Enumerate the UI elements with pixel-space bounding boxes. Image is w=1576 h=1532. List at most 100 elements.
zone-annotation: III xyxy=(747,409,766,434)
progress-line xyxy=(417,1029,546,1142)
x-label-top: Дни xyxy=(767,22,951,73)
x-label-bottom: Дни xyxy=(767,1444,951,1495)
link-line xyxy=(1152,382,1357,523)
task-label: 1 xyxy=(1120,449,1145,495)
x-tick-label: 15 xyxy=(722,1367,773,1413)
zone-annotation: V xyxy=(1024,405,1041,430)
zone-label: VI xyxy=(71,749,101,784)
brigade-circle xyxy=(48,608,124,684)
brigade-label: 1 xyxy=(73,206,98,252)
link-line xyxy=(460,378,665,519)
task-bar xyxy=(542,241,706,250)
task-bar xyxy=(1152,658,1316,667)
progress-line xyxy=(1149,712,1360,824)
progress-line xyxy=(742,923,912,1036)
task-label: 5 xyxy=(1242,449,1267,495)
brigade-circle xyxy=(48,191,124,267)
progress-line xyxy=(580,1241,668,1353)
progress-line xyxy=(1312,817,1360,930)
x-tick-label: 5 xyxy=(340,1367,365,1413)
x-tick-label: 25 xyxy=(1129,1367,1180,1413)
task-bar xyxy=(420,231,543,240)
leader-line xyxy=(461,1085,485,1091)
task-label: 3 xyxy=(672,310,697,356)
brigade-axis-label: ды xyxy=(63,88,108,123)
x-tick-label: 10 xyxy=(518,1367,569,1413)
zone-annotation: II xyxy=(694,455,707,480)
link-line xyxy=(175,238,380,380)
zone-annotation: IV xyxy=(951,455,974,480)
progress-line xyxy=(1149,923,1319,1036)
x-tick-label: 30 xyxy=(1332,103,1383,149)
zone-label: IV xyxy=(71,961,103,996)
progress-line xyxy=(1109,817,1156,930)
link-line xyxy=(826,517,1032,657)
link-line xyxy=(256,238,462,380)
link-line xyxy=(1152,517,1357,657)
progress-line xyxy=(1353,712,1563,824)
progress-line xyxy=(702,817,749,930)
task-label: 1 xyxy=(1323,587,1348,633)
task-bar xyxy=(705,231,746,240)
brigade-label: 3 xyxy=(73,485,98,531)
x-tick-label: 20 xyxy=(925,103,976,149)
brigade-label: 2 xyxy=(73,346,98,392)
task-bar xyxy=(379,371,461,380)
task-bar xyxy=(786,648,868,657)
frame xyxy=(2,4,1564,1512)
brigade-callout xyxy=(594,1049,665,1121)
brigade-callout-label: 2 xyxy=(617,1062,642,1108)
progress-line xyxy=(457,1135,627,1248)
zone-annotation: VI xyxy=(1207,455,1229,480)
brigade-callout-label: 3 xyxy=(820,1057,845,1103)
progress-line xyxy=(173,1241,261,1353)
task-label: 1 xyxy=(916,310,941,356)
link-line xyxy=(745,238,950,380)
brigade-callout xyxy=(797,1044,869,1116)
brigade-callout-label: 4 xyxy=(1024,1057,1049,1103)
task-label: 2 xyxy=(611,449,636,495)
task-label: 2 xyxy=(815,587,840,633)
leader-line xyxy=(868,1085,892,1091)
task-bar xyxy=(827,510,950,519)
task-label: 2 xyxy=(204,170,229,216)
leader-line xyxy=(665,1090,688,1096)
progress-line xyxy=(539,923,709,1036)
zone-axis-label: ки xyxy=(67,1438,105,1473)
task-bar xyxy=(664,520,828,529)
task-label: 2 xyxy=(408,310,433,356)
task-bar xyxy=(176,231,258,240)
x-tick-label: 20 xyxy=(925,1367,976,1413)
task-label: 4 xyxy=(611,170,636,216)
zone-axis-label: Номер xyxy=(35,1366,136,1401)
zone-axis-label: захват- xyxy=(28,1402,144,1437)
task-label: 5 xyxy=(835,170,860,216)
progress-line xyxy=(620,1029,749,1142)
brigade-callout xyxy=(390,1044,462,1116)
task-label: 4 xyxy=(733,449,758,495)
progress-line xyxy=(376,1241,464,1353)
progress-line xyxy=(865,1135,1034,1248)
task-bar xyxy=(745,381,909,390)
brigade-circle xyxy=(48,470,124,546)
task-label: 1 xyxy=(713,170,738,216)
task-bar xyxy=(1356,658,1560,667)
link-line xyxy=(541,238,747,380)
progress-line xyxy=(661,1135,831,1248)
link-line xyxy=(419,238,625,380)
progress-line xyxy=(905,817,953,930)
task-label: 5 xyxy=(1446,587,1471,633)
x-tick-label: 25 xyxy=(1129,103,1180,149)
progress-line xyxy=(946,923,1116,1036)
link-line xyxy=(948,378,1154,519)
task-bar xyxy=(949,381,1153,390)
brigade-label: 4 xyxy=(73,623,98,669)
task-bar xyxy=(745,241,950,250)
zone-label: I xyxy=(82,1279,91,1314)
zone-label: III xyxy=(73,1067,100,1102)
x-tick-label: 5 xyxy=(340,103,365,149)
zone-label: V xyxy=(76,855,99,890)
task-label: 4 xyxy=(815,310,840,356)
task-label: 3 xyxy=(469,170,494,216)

========================

▶ **문제 세부 사항**
위 항목 전체의 각 줄을 번호를 매긴 목록으로 제시하십시오. 빈 줄은 빼십시오.

▶ **연습 문제 정답**
1. Enumerate the UI elements with pixel-space bounding boxes. Image is w=1576 h=1532. List at most 100 elements.
2. zone-annotation: III xyxy=(747,409,766,434)
3. progress-line xyxy=(417,1029,546,1142)
4. x-label-top: Дни xyxy=(767,22,951,73)
5. x-label-bottom: Дни xyxy=(767,1444,951,1495)
6. link-line xyxy=(1152,382,1357,523)
7. task-label: 1 xyxy=(1120,449,1145,495)
8. x-tick-label: 15 xyxy=(722,1367,773,1413)
9. zone-annotation: V xyxy=(1024,405,1041,430)
10. zone-label: VI xyxy=(71,749,101,784)
11. brigade-circle xyxy=(48,608,124,684)
12. brigade-label: 1 xyxy=(73,206,98,252)
13. link-line xyxy=(460,378,665,519)
14. task-bar xyxy=(542,241,706,250)
15. task-bar xyxy=(1152,658,1316,667)
16. progress-line xyxy=(1149,712,1360,824)
17. progress-line xyxy=(742,923,912,1036)
18. task-label: 5 xyxy=(1242,449,1267,495)
19. brigade-circle xyxy=(48,191,124,267)
20. progress-line xyxy=(580,1241,668,1353)
21. progress-line xyxy=(1312,817,1360,930)
22. x-tick-label: 5 xyxy=(340,1367,365,1413)
23. x-tick-label: 25 xyxy=(1129,1367,1180,1413)
24. task-bar xyxy=(420,231,543,240)
25. leader-line xyxy=(461,1085,485,1091)
26. task-label: 3 xyxy=(672,310,697,356)
27. brigade-axis-label: ды xyxy=(63,88,108,123)
28. x-tick-label: 10 xyxy=(518,1367,569,1413)
29. zone-annotation: II xyxy=(694,455,707,480)
30. link-line xyxy=(175,238,380,380)
31. zone-annotation: IV xyxy=(951,455,974,480)
32. progress-line xyxy=(1149,923,1319,1036)
33. x-tick-label: 30 xyxy=(1332,103,1383,149)
34. zone-label: IV xyxy=(71,961,103,996)
35. progress-line xyxy=(1109,817,1156,930)
36. link-line xyxy=(826,517,1032,657)
37. link-line xyxy=(256,238,462,380)
38. link-line xyxy=(1152,517,1357,657)
39. progress-line xyxy=(1353,712,1563,824)
40. progress-line xyxy=(702,817,749,930)
41. task-label: 1 xyxy=(1323,587,1348,633)
42. task-bar xyxy=(705,231,746,240)
43. brigade-label: 3 xyxy=(73,485,98,531)
44. x-tick-label: 20 xyxy=(925,103,976,149)
45. brigade-label: 2 xyxy=(73,346,98,392)
46. task-bar xyxy=(379,371,461,380)
47. task-bar xyxy=(786,648,868,657)
48. frame xyxy=(2,4,1564,1512)
49. brigade-callout xyxy=(594,1049,665,1121)
50. brigade-callout-label: 2 xyxy=(617,1062,642,1108)
51. progress-line xyxy=(457,1135,627,1248)
52. zone-annotation: VI xyxy=(1207,455,1229,480)
53. brigade-callout-label: 3 xyxy=(820,1057,845,1103)
54. progress-line xyxy=(173,1241,261,1353)
55. task-label: 1 xyxy=(916,310,941,356)
56. link-line xyxy=(745,238,950,380)
57. brigade-callout xyxy=(797,1044,869,1116)
58. brigade-callout-label: 4 xyxy=(1024,1057,1049,1103)
59. task-label: 2 xyxy=(611,449,636,495)
60. task-label: 2 xyxy=(815,587,840,633)
61. leader-line xyxy=(868,1085,892,1091)
62. task-bar xyxy=(827,510,950,519)
63. task-label: 2 xyxy=(204,170,229,216)
64. leader-line xyxy=(665,1090,688,1096)
65. progress-line xyxy=(539,923,709,1036)
66. zone-axis-label: ки xyxy=(67,1438,105,1473)
67. task-bar xyxy=(664,520,828,529)
68. task-label: 2 xyxy=(408,310,433,356)
69. task-bar xyxy=(176,231,258,240)
70. x-tick-label: 20 xyxy=(925,1367,976,1413)
71. task-label: 4 xyxy=(611,170,636,216)
72. zone-axis-label: Номер xyxy=(35,1366,136,1401)
73. zone-axis-label: захват- xyxy=(28,1402,144,1437)
74. task-label: 5 xyxy=(835,170,860,216)
75. progress-line xyxy=(620,1029,749,1142)
76. brigade-callout xyxy=(390,1044,462,1116)
77. task-label: 4 xyxy=(733,449,758,495)
78. progress-line xyxy=(376,1241,464,1353)
79. progress-line xyxy=(865,1135,1034,1248)
80. task-bar xyxy=(745,381,909,390)
81. brigade-circle xyxy=(48,470,124,546)
82. task-label: 1 xyxy=(713,170,738,216)
83. task-bar xyxy=(1356,658,1560,667)
84. link-line xyxy=(541,238,747,380)
85. progress-line xyxy=(661,1135,831,1248)
86. link-line xyxy=(419,238,625,380)
87. progress-line xyxy=(905,817,953,930)
88. task-label: 5 xyxy=(1446,587,1471,633)
89. x-tick-label: 25 xyxy=(1129,103,1180,149)
90. progress-line xyxy=(946,923,1116,1036)
91. link-line xyxy=(948,378,1154,519)
92. task-bar xyxy=(949,381,1153,390)
93. brigade-label: 4 xyxy=(73,623,98,669)
94. task-bar xyxy=(745,241,950,250)
95. zone-label: I xyxy=(82,1279,91,1314)
96. zone-label: III xyxy=(73,1067,100,1102)
97. x-tick-label: 5 xyxy=(340,103,365,149)
98. zone-label: V xyxy=(76,855,99,890)
99. task-label: 4 xyxy=(815,310,840,356)
100. task-label: 3 xyxy=(469,170,494,216)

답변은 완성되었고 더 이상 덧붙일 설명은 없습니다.